Segment Open

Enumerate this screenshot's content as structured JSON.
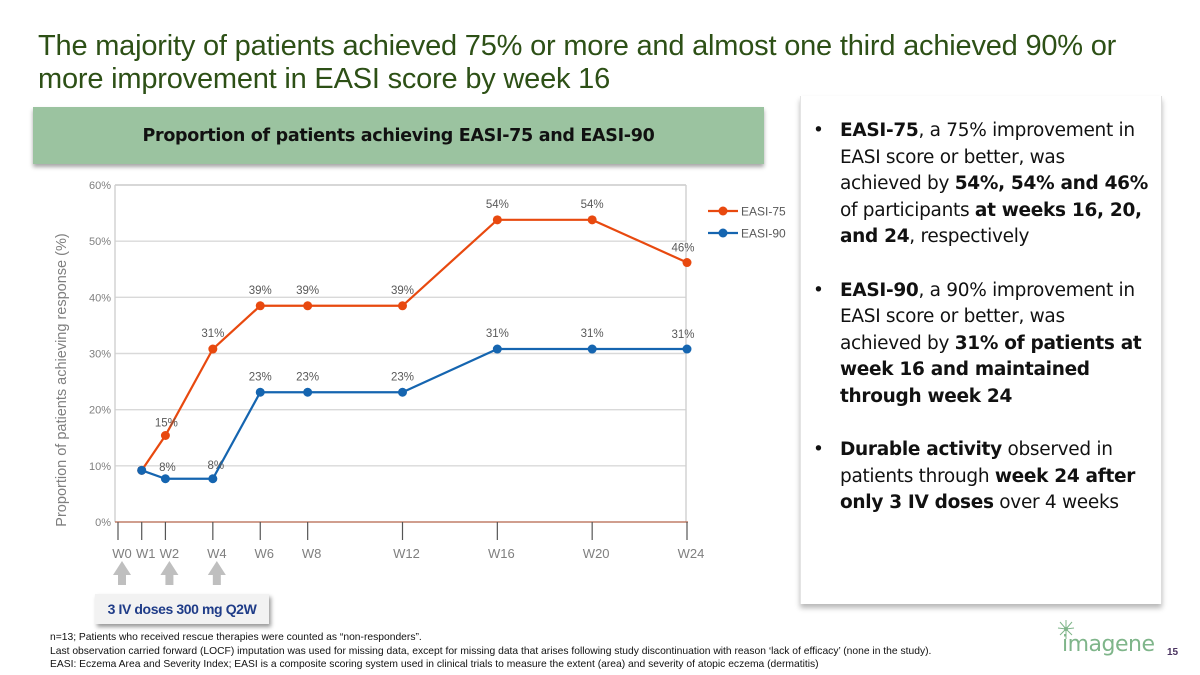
{
  "slide": {
    "title": "The majority of patients achieved 75% or more and almost one third achieved 90% or more improvement in EASI score by week 16",
    "page_number": "15",
    "logo_text": "imagene",
    "logo_icon": "dandelion-icon"
  },
  "chart_banner": "Proportion of patients achieving EASI-75 and EASI-90",
  "dose_annotation": {
    "label": "3 IV doses 300 mg Q2W",
    "arrow_weeks": [
      "W0",
      "W2",
      "W4"
    ],
    "icon": "arrow-up-icon"
  },
  "bullets": [
    {
      "parts": [
        {
          "text": "EASI-75",
          "bold": true
        },
        {
          "text": ", a 75% improvement in EASI score or better, was achieved by ",
          "bold": false
        },
        {
          "text": "54%, 54% and 46%",
          "bold": true
        },
        {
          "text": " of participants ",
          "bold": false
        },
        {
          "text": "at weeks 16, 20, and 24",
          "bold": true
        },
        {
          "text": ", respectively",
          "bold": false
        }
      ]
    },
    {
      "parts": [
        {
          "text": "EASI-90",
          "bold": true
        },
        {
          "text": ", a 90% improvement in EASI score or better, was achieved by ",
          "bold": false
        },
        {
          "text": "31% of patients at week 16 and maintained through week 24",
          "bold": true
        }
      ]
    },
    {
      "parts": [
        {
          "text": "Durable activity",
          "bold": true
        },
        {
          "text": " observed in patients through ",
          "bold": false
        },
        {
          "text": "week 24 after only 3 IV doses",
          "bold": true
        },
        {
          "text": " over 4 weeks",
          "bold": false
        }
      ]
    }
  ],
  "footnotes": [
    "n=13; Patients who received rescue therapies were counted as “non-responders”.",
    "Last observation carried forward (LOCF) imputation was used for missing data, except for missing data that arises following study discontinuation with reason ‘lack of efficacy’ (none in the study).",
    "EASI: Eczema Area and Severity Index; EASI is a composite scoring system used in clinical trials to measure the extent (area) and severity of atopic eczema (dermatitis)"
  ],
  "chart_data": {
    "type": "line",
    "title": "Proportion of patients achieving EASI-75 and EASI-90",
    "xlabel": "",
    "ylabel": "Proportion of patients achieving response (%)",
    "x_ticks": [
      "W0",
      "W1",
      "W2",
      "W4",
      "W6",
      "W8",
      "W12",
      "W16",
      "W20",
      "W24"
    ],
    "x_weeks": [
      0,
      1,
      2,
      4,
      6,
      8,
      12,
      16,
      20,
      24
    ],
    "x_range": [
      0,
      24
    ],
    "y_ticks": [
      "0%",
      "10%",
      "20%",
      "30%",
      "40%",
      "50%",
      "60%"
    ],
    "ylim": [
      0,
      60
    ],
    "grid": true,
    "legend": "right",
    "series": [
      {
        "name": "EASI-75",
        "color": "#e8490f",
        "weeks": [
          1,
          2,
          4,
          6,
          8,
          12,
          16,
          20,
          24
        ],
        "values": [
          9.2,
          15.4,
          30.8,
          38.5,
          38.5,
          38.5,
          53.8,
          53.8,
          46.2
        ],
        "labels": [
          "",
          "15%",
          "31%",
          "39%",
          "39%",
          "39%",
          "54%",
          "54%",
          "46%"
        ]
      },
      {
        "name": "EASI-90",
        "color": "#1565b0",
        "weeks": [
          1,
          2,
          4,
          6,
          8,
          12,
          16,
          20,
          24
        ],
        "values": [
          9.2,
          7.7,
          7.7,
          23.1,
          23.1,
          23.1,
          30.8,
          30.8,
          30.8
        ],
        "labels": [
          "",
          "8%",
          "8%",
          "23%",
          "23%",
          "23%",
          "31%",
          "31%",
          "31%"
        ]
      }
    ]
  }
}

Segment Closed

EXERCISE DESCRIPTION
The listing above should be returned word for word, with pictures omitted.

WRITTEN RESPONSE
Enumerate this screenshot's content as structured JSON.
{
  "slide": {
    "title": "The majority of patients achieved 75% or more and almost one third achieved 90% or more improvement in EASI score by week 16",
    "page_number": "15",
    "logo_text": "imagene",
    "logo_icon": "dandelion-icon"
  },
  "chart_banner": "Proportion of patients achieving EASI-75 and EASI-90",
  "dose_annotation": {
    "label": "3 IV doses 300 mg Q2W",
    "arrow_weeks": [
      "W0",
      "W2",
      "W4"
    ],
    "icon": "arrow-up-icon"
  },
  "bullets": [
    {
      "parts": [
        {
          "text": "EASI-75",
          "bold": true
        },
        {
          "text": ", a 75% improvement in EASI score or better, was achieved by ",
          "bold": false
        },
        {
          "text": "54%, 54% and 46%",
          "bold": true
        },
        {
          "text": " of participants ",
          "bold": false
        },
        {
          "text": "at weeks 16, 20, and 24",
          "bold": true
        },
        {
          "text": ", respectively",
          "bold": false
        }
      ]
    },
    {
      "parts": [
        {
          "text": "EASI-90",
          "bold": true
        },
        {
          "text": ", a 90% improvement in EASI score or better, was achieved by ",
          "bold": false
        },
        {
          "text": "31% of patients at week 16 and maintained through week 24",
          "bold": true
        }
      ]
    },
    {
      "parts": [
        {
          "text": "Durable activity",
          "bold": true
        },
        {
          "text": " observed in patients through ",
          "bold": false
        },
        {
          "text": "week 24 after only 3 IV doses",
          "bold": true
        },
        {
          "text": " over 4 weeks",
          "bold": false
        }
      ]
    }
  ],
  "footnotes": [
    "n=13; Patients who received rescue therapies were counted as “non-responders”.",
    "Last observation carried forward (LOCF) imputation was used for missing data, except for missing data that arises following study discontinuation with reason ‘lack of efficacy’ (none in the study).",
    "EASI: Eczema Area and Severity Index; EASI is a composite scoring system used in clinical trials to measure the extent (area) and severity of atopic eczema (dermatitis)"
  ],
  "chart_data": {
    "type": "line",
    "title": "Proportion of patients achieving EASI-75 and EASI-90",
    "xlabel": "",
    "ylabel": "Proportion of patients achieving response (%)",
    "x_ticks": [
      "W0",
      "W1",
      "W2",
      "W4",
      "W6",
      "W8",
      "W12",
      "W16",
      "W20",
      "W24"
    ],
    "x_weeks": [
      0,
      1,
      2,
      4,
      6,
      8,
      12,
      16,
      20,
      24
    ],
    "x_range": [
      0,
      24
    ],
    "y_ticks": [
      "0%",
      "10%",
      "20%",
      "30%",
      "40%",
      "50%",
      "60%"
    ],
    "ylim": [
      0,
      60
    ],
    "grid": true,
    "legend": "right",
    "series": [
      {
        "name": "EASI-75",
        "color": "#e8490f",
        "weeks": [
          1,
          2,
          4,
          6,
          8,
          12,
          16,
          20,
          24
        ],
        "values": [
          9.2,
          15.4,
          30.8,
          38.5,
          38.5,
          38.5,
          53.8,
          53.8,
          46.2
        ],
        "labels": [
          "",
          "15%",
          "31%",
          "39%",
          "39%",
          "39%",
          "54%",
          "54%",
          "46%"
        ]
      },
      {
        "name": "EASI-90",
        "color": "#1565b0",
        "weeks": [
          1,
          2,
          4,
          6,
          8,
          12,
          16,
          20,
          24
        ],
        "values": [
          9.2,
          7.7,
          7.7,
          23.1,
          23.1,
          23.1,
          30.8,
          30.8,
          30.8
        ],
        "labels": [
          "",
          "8%",
          "8%",
          "23%",
          "23%",
          "23%",
          "31%",
          "31%",
          "31%"
        ]
      }
    ]
  }
}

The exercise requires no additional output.